▶ RECORD EXCERPTS
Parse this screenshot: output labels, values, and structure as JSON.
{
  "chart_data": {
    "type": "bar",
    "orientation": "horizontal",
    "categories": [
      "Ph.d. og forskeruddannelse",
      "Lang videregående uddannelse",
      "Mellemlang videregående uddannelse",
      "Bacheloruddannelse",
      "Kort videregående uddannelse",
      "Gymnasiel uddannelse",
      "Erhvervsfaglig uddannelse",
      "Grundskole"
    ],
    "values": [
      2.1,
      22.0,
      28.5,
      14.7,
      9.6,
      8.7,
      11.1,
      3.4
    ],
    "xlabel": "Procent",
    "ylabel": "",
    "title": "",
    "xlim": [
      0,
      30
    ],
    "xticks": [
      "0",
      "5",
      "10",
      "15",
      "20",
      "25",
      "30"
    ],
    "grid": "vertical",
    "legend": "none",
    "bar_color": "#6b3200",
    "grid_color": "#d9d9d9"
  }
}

▶ INSTRUCTIONS TO FOLLOW
Go through the data and return every record exactly.

▶ ANSWER BELOW
Parse this screenshot: output labels, values, and structure as JSON.
{
  "chart_data": {
    "type": "bar",
    "orientation": "horizontal",
    "categories": [
      "Ph.d. og forskeruddannelse",
      "Lang videregående uddannelse",
      "Mellemlang videregående uddannelse",
      "Bacheloruddannelse",
      "Kort videregående uddannelse",
      "Gymnasiel uddannelse",
      "Erhvervsfaglig uddannelse",
      "Grundskole"
    ],
    "values": [
      2.1,
      22.0,
      28.5,
      14.7,
      9.6,
      8.7,
      11.1,
      3.4
    ],
    "xlabel": "Procent",
    "ylabel": "",
    "title": "",
    "xlim": [
      0,
      30
    ],
    "xticks": [
      "0",
      "5",
      "10",
      "15",
      "20",
      "25",
      "30"
    ],
    "grid": "vertical",
    "legend": "none",
    "bar_color": "#6b3200",
    "grid_color": "#d9d9d9"
  }
}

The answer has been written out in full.